Transcribe all the entries word for word, skipping the pictures.

Dataset entries:
..............................

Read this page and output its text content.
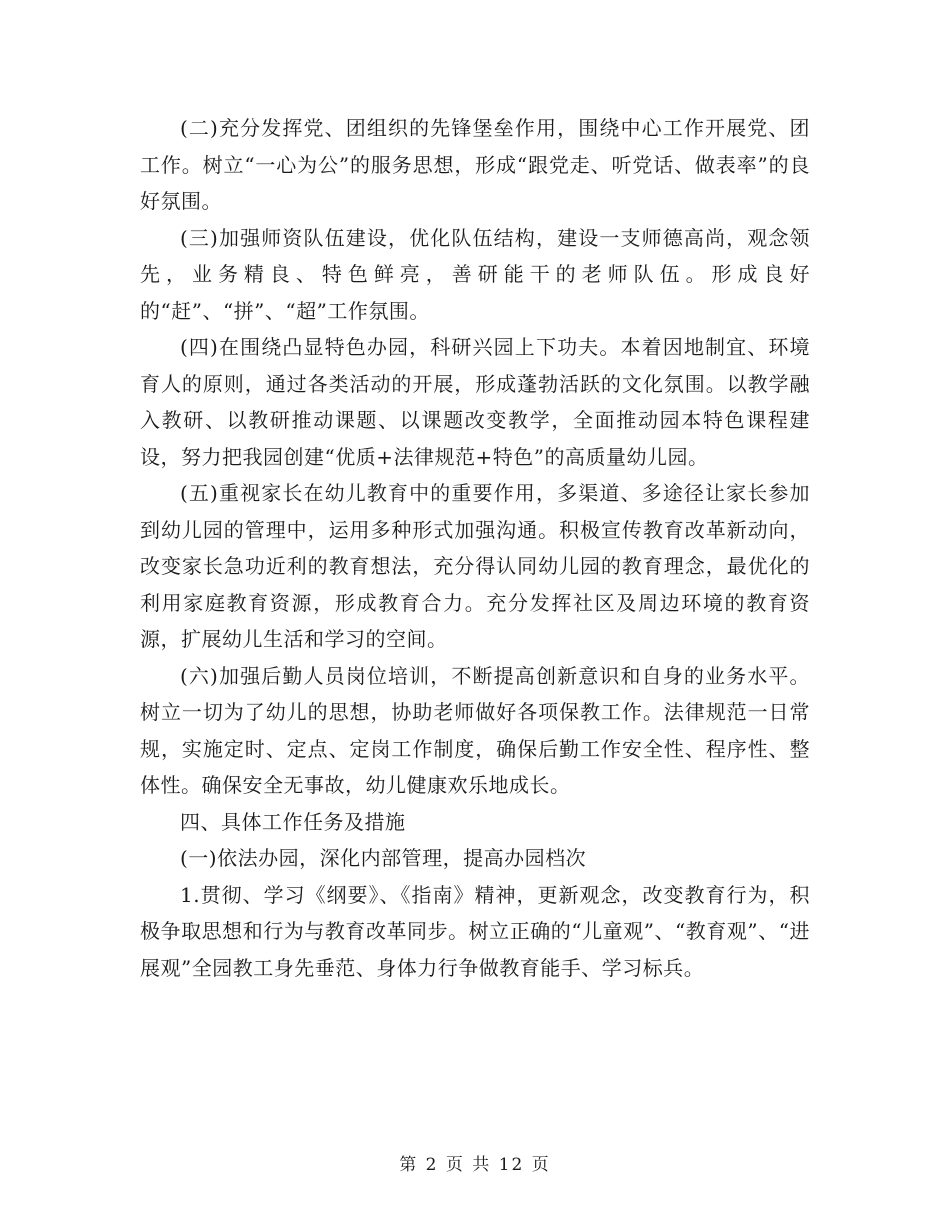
(二)充分发挥党、团组织的先锋堡垒作用，围绕中心工作开展党、团工作。树立“一心为公”的服务思想，形成“跟党走、听党话、做表率”的良好氛围。

(三)加强师资队伍建设，优化队伍结构，建设一支师德高尚，观念领先，业务精良、特色鲜亮，善研能干的老师队伍。形成良好的“赶”、“拼”、“超”工作氛围。

(四)在围绕凸显特色办园，科研兴园上下功夫。本着因地制宜、环境育人的原则，通过各类活动的开展，形成蓬勃活跃的文化氛围。以教学融入教研、以教研推动课题、以课题改变教学，全面推动园本特色课程建设，努力把我园创建“优质+法律规范+特色”的高质量幼儿园。

(五)重视家长在幼儿教育中的重要作用，多渠道、多途径让家长参加到幼儿园的管理中，运用多种形式加强沟通。积极宣传教育改革新动向，改变家长急功近利的教育想法，充分得认同幼儿园的教育理念，最优化的利用家庭教育资源，形成教育合力。充分发挥社区及周边环境的教育资源，扩展幼儿生活和学习的空间。

(六)加强后勤人员岗位培训，不断提高创新意识和自身的业务水平。树立一切为了幼儿的思想，协助老师做好各项保教工作。法律规范一日常规，实施定时、定点、定岗工作制度，确保后勤工作安全性、程序性、整体性。确保安全无事故，幼儿健康欢乐地成长。

四、具体工作任务及措施

(一)依法办园，深化内部管理，提高办园档次

1.贯彻、学习《纲要》、《指南》精神，更新观念，改变教育行为，积极争取思想和行为与教育改革同步。树立正确的“儿童观”、“教育观”、“进展观”全园教工身先垂范、身体力行争做教育能手、学习标兵。

第 2 页 共 12 页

..............................

**WRITTEN SOLUTION:**
Read this page and output its text content.
(二)充分发挥党、团组织的先锋堡垒作用，围绕中心工作开展党、团工作。树立“一心为公”的服务思想，形成“跟党走、听党话、做表率”的良好氛围。

(三)加强师资队伍建设，优化队伍结构，建设一支师德高尚，观念领先，业务精良、特色鲜亮，善研能干的老师队伍。形成良好的“赶”、“拼”、“超”工作氛围。

(四)在围绕凸显特色办园，科研兴园上下功夫。本着因地制宜、环境育人的原则，通过各类活动的开展，形成蓬勃活跃的文化氛围。以教学融入教研、以教研推动课题、以课题改变教学，全面推动园本特色课程建设，努力把我园创建“优质+法律规范+特色”的高质量幼儿园。

(五)重视家长在幼儿教育中的重要作用，多渠道、多途径让家长参加到幼儿园的管理中，运用多种形式加强沟通。积极宣传教育改革新动向，改变家长急功近利的教育想法，充分得认同幼儿园的教育理念，最优化的利用家庭教育资源，形成教育合力。充分发挥社区及周边环境的教育资源，扩展幼儿生活和学习的空间。

(六)加强后勤人员岗位培训，不断提高创新意识和自身的业务水平。树立一切为了幼儿的思想，协助老师做好各项保教工作。法律规范一日常规，实施定时、定点、定岗工作制度，确保后勤工作安全性、程序性、整体性。确保安全无事故，幼儿健康欢乐地成长。

四、具体工作任务及措施

(一)依法办园，深化内部管理，提高办园档次

1.贯彻、学习《纲要》、《指南》精神，更新观念，改变教育行为，积极争取思想和行为与教育改革同步。树立正确的“儿童观”、“教育观”、“进展观”全园教工身先垂范、身体力行争做教育能手、学习标兵。

第 2 页 共 12 页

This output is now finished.